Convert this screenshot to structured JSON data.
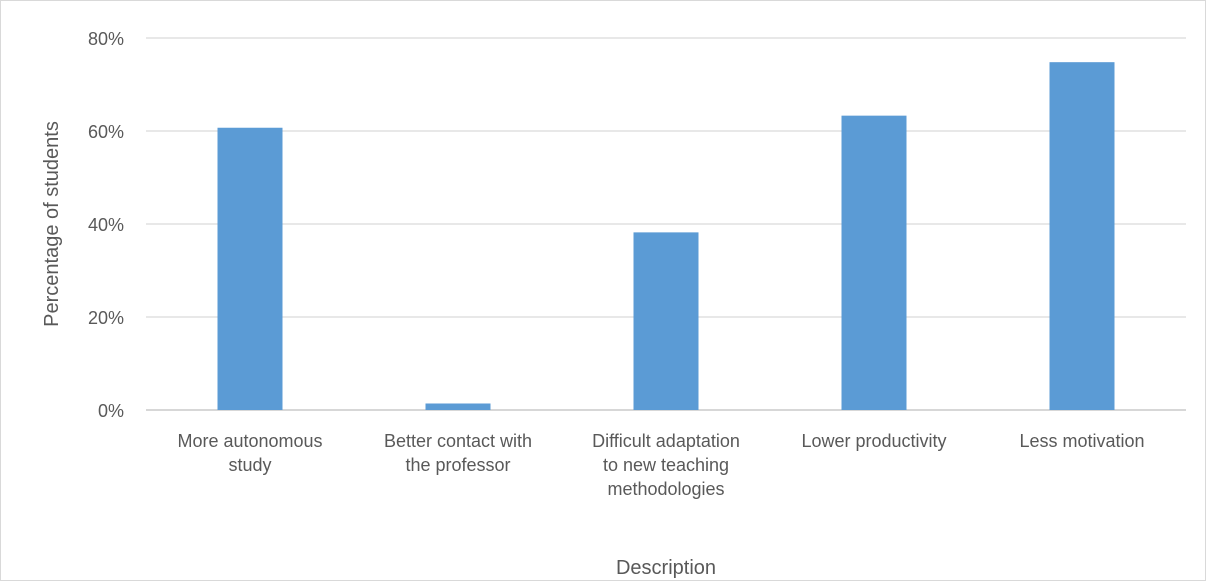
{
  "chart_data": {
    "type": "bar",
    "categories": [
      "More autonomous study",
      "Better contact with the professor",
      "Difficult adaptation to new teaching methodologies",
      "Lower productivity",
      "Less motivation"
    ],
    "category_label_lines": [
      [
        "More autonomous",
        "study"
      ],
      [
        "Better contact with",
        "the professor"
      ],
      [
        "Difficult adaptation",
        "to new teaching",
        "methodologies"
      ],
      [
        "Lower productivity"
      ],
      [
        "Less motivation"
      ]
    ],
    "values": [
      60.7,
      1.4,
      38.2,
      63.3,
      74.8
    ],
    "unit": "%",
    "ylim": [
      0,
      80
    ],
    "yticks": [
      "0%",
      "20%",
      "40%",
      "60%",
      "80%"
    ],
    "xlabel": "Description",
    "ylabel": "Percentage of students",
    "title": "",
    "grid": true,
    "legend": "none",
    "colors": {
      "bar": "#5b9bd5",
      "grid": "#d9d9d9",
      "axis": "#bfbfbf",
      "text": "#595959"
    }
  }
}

* * *

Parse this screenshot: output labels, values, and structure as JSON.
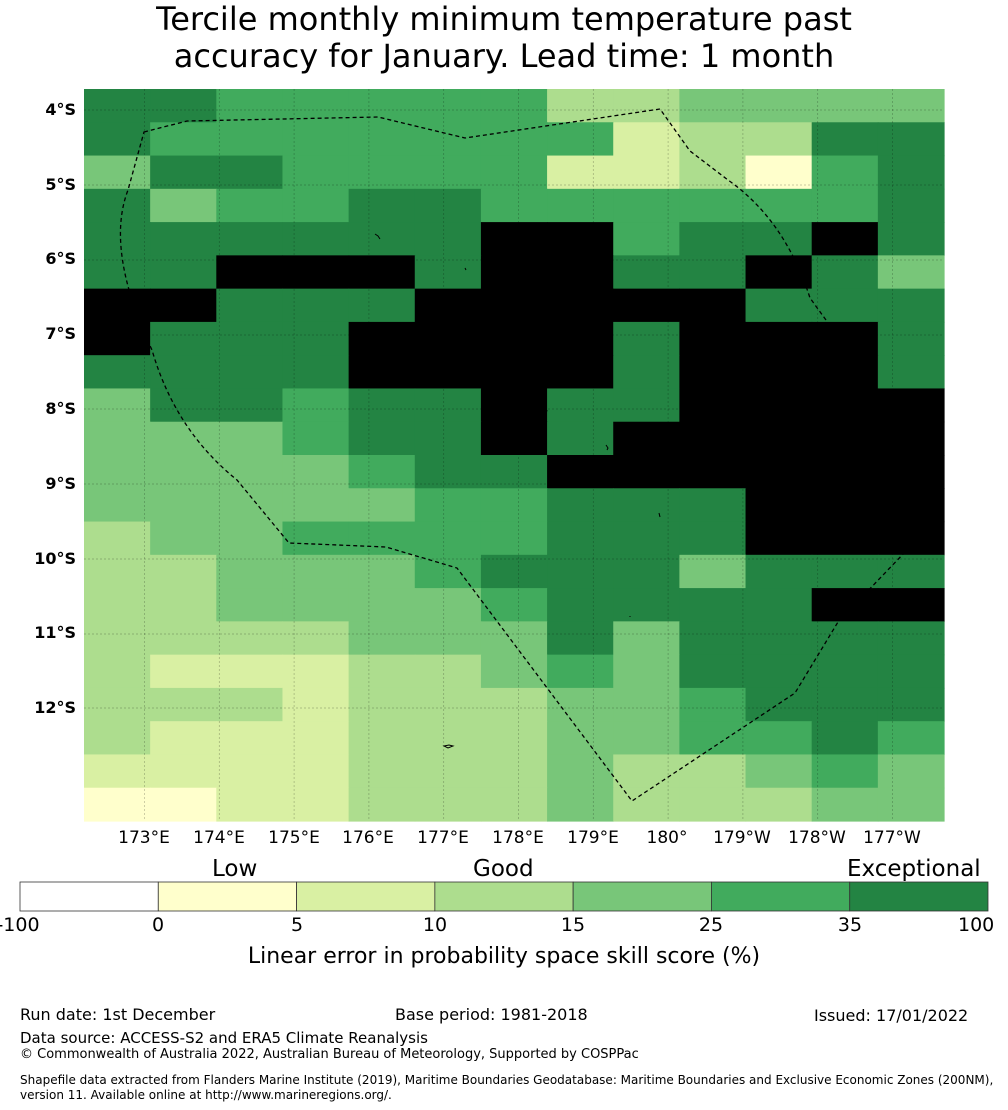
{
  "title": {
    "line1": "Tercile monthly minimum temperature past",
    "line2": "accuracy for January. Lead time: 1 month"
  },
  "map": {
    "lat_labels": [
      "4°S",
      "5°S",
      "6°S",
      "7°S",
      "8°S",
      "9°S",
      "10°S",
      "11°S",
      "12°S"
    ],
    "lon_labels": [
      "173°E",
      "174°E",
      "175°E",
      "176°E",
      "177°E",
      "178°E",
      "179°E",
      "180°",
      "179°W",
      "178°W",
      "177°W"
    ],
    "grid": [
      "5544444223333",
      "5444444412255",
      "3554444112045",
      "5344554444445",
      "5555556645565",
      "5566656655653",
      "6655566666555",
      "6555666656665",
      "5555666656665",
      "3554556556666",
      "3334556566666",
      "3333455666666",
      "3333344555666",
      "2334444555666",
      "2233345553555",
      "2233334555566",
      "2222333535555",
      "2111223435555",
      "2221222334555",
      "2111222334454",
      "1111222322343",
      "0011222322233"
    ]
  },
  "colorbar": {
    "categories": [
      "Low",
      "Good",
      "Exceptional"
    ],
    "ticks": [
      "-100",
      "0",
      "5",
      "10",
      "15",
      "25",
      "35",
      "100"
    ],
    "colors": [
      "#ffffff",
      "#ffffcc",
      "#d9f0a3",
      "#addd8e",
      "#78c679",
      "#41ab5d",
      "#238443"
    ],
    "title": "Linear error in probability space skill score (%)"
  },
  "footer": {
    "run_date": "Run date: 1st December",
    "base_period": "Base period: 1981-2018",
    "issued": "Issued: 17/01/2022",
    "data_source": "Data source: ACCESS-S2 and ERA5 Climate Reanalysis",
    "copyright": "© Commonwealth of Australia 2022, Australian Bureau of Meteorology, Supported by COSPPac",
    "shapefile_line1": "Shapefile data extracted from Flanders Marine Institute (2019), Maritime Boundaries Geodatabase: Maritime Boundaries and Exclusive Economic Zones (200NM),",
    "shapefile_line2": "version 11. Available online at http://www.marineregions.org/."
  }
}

* * *

What to produce: Gather each line in the data that holds the string "title".

Written answer:
    "title": "",
  "title": {
    "title": "Linear error in probability space skill score (%)"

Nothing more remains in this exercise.